::: Dataset extract

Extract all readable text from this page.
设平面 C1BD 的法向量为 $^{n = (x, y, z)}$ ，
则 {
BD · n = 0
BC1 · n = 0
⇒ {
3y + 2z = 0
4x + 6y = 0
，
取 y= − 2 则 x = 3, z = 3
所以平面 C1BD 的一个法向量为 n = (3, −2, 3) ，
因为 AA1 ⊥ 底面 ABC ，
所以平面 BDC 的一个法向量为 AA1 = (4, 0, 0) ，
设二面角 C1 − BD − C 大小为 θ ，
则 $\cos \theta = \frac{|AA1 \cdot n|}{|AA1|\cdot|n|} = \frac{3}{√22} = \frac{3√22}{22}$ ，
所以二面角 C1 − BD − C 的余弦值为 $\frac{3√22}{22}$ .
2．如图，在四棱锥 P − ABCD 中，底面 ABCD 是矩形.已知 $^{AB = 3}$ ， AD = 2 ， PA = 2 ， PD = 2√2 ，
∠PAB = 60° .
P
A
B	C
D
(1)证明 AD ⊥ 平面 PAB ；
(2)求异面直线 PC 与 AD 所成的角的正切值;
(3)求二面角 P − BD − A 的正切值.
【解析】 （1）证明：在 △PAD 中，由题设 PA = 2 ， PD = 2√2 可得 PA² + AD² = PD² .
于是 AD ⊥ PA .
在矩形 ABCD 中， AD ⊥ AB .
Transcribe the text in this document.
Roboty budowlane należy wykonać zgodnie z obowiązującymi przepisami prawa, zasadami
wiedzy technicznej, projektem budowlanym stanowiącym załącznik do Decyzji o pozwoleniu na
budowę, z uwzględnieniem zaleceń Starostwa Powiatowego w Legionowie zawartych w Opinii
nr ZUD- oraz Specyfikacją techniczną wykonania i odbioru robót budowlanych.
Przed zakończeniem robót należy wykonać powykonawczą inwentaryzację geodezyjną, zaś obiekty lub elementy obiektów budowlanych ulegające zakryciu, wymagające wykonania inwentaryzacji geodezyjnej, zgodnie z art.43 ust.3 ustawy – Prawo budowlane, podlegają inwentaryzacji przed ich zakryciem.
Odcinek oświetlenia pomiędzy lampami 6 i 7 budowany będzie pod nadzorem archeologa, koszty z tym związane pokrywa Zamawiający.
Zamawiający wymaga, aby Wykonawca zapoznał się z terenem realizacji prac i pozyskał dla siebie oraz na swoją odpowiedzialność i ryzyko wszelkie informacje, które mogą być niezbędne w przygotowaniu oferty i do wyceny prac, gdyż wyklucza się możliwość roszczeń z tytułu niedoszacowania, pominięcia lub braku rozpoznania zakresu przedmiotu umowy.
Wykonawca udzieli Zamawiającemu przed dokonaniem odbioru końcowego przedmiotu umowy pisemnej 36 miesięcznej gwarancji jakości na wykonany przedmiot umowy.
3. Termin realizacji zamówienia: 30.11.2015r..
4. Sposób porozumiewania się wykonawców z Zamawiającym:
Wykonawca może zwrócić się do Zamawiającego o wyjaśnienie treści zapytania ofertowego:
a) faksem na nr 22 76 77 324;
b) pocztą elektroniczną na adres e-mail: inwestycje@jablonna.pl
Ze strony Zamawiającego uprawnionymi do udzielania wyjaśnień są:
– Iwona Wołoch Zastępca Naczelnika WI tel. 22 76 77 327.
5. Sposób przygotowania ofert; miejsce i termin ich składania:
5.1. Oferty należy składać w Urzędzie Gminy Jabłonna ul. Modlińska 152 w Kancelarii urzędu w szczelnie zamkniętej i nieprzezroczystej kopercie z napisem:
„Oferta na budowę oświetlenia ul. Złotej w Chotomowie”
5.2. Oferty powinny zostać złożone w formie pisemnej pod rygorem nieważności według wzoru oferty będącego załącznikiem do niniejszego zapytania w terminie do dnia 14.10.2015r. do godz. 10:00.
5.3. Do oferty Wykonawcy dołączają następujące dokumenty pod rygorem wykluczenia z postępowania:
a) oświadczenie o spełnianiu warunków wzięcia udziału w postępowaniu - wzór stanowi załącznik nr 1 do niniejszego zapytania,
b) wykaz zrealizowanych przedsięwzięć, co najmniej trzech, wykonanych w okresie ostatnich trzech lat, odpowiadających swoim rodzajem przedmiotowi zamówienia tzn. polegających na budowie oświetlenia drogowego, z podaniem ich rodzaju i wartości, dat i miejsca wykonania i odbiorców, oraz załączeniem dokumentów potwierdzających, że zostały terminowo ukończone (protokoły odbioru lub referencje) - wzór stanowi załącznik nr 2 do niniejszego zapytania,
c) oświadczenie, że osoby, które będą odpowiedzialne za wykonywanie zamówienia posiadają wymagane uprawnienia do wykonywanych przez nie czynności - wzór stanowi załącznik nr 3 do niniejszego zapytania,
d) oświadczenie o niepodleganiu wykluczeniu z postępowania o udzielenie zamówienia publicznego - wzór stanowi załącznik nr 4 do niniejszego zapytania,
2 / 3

::::::

#### Written problem:
Which lines hold the word "budowlane"? Copy every one of them.

#### Written solution:
Roboty budowlane należy wykonać zgodnie z obowiązującymi przepisami prawa, zasadami
Przed zakończeniem robót należy wykonać powykonawczą inwentaryzację geodezyjną, zaś obiekty lub elementy obiektów budowlanych ulegające zakryciu, wymagające wykonania inwentaryzacji geodezyjnej, zgodnie z art.43 ust.3 ustawy – Prawo budowlane, podlegają inwentaryzacji przed ich zakryciem.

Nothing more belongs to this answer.